**Written instruction**
Render the material from its first line through the line containing "comment-likes[interactable]: 174 likes", both included, as a JSON list of strings with one string per line and blank lines omitted.

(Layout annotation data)
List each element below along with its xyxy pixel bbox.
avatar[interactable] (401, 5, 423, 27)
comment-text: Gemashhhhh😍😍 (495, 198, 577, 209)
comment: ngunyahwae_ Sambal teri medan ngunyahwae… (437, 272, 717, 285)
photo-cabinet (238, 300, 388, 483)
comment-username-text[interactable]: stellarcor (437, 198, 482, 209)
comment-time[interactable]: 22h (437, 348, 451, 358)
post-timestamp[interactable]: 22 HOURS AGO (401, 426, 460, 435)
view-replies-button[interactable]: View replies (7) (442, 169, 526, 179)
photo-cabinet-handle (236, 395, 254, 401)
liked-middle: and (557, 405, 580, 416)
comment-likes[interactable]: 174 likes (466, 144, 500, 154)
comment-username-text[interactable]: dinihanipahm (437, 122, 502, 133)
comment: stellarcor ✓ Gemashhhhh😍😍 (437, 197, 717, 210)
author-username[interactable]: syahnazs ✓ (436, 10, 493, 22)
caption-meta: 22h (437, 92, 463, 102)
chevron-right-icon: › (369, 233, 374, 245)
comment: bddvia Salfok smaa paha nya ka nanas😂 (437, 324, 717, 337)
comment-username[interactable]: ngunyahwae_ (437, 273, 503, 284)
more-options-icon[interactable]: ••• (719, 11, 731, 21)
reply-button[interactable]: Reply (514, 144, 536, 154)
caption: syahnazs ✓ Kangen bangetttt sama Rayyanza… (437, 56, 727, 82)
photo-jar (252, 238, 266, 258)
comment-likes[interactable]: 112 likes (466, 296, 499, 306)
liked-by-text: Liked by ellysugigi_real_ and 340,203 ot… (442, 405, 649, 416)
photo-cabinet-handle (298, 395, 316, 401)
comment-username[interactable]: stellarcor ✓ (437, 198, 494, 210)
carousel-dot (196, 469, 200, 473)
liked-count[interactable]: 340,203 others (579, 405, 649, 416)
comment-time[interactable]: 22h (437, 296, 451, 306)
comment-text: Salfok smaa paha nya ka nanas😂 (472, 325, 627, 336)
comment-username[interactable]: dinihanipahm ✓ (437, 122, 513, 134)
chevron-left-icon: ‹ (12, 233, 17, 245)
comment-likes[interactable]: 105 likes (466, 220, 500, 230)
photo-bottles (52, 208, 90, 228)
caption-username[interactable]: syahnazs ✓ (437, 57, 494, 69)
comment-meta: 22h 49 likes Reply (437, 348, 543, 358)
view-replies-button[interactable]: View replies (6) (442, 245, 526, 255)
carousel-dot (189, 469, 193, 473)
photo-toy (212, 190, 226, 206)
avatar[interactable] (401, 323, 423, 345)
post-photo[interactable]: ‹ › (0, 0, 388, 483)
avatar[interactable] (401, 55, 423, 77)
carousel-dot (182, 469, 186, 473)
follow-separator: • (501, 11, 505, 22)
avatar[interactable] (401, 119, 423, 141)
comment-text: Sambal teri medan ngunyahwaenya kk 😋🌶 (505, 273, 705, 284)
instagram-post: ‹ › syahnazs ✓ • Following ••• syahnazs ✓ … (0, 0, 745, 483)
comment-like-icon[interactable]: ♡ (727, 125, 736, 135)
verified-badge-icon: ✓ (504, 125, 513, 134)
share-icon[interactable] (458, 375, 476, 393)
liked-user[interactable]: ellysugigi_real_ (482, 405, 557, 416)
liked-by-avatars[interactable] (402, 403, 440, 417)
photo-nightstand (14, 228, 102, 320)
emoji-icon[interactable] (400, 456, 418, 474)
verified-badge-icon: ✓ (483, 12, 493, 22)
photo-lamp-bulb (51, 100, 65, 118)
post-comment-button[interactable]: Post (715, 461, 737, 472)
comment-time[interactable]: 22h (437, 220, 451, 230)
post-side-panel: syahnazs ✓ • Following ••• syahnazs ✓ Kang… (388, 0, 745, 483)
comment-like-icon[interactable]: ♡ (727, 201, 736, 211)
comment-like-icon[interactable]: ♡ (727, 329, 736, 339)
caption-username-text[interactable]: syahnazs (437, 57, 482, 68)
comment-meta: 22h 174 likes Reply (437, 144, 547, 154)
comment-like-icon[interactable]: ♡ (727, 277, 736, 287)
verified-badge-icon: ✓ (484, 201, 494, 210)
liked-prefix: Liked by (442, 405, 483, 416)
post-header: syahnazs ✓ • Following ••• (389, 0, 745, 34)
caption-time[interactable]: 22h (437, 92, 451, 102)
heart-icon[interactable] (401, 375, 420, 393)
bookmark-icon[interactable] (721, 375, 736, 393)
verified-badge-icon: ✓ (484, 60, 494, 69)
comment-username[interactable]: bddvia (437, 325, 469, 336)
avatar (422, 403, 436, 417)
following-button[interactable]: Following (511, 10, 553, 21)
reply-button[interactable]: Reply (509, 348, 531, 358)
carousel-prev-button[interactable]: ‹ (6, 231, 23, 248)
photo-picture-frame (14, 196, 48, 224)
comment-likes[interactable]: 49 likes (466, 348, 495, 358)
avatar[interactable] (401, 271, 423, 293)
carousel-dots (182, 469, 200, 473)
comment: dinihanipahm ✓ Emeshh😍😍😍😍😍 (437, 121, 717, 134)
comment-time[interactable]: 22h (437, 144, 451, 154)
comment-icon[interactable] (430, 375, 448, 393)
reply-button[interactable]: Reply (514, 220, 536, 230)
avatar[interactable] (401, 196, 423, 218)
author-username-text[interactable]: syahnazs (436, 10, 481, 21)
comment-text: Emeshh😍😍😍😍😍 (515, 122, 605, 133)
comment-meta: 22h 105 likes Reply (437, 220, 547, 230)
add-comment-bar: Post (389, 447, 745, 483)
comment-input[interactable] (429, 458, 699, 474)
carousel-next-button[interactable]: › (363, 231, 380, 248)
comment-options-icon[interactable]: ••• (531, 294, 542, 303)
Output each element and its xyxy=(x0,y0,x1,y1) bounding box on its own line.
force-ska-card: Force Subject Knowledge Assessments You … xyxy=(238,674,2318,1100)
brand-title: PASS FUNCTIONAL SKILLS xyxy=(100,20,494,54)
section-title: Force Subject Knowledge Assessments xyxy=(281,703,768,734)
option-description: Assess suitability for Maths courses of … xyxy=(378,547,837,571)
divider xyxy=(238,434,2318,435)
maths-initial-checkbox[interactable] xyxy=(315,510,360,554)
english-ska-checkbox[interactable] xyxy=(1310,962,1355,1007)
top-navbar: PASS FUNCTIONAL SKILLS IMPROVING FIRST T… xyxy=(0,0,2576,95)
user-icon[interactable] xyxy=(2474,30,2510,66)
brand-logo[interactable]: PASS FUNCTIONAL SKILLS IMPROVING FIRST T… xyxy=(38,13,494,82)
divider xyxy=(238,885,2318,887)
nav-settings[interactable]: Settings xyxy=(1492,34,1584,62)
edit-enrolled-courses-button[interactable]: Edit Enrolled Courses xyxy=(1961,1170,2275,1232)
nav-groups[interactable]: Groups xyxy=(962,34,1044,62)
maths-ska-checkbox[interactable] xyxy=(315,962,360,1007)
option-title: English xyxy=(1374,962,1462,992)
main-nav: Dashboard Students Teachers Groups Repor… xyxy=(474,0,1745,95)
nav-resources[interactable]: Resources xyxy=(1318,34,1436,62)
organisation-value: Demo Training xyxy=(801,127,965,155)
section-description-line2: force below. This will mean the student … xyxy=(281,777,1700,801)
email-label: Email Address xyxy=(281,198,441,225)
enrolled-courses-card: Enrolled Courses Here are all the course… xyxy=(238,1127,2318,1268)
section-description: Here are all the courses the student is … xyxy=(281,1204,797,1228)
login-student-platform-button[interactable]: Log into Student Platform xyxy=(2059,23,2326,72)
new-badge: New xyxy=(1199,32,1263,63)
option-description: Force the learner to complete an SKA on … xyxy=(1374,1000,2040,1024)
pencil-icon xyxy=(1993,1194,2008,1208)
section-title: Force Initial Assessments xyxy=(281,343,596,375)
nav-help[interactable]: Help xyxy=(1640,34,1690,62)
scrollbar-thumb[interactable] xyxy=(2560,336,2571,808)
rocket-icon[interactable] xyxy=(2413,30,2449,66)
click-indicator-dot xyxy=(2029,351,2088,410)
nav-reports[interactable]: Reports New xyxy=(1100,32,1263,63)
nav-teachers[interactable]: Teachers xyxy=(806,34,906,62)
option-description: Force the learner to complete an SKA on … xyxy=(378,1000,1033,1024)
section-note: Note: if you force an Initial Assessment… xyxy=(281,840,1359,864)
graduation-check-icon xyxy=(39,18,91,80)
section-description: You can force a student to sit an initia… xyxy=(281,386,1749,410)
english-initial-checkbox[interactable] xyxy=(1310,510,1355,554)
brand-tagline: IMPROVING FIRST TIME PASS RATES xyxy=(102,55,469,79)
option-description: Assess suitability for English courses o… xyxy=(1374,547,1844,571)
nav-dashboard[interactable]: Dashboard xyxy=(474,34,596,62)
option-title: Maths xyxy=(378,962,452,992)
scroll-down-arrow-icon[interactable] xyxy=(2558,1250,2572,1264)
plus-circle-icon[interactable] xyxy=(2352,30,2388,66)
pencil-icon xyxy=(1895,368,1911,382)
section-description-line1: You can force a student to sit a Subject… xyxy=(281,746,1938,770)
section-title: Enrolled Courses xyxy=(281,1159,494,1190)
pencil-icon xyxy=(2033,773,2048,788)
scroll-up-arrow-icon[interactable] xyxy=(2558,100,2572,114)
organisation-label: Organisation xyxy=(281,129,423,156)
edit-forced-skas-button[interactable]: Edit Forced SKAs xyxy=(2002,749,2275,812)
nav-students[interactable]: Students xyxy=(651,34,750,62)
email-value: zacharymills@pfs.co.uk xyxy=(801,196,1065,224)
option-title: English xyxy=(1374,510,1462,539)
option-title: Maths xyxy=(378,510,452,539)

**Solution for this problem**
[
  "List each element below along with its xyxy pixel bbox.",
  "avatar[interactable] (401, 5, 423, 27)",
  "comment-text: Gemashhhhh😍😍 (495, 198, 577, 209)",
  "comment: ngunyahwae_ Sambal teri medan ngunyahwae… (437, 272, 717, 285)",
  "photo-cabinet (238, 300, 388, 483)",
  "comment-username-text[interactable]: stellarcor (437, 198, 482, 209)",
  "comment-time[interactable]: 22h (437, 348, 451, 358)",
  "post-timestamp[interactable]: 22 HOURS AGO (401, 426, 460, 435)",
  "view-replies-button[interactable]: View replies (7) (442, 169, 526, 179)",
  "photo-cabinet-handle (236, 395, 254, 401)",
  "liked-middle: and (557, 405, 580, 416)",
  "comment-likes[interactable]: 174 likes (466, 144, 500, 154)"
]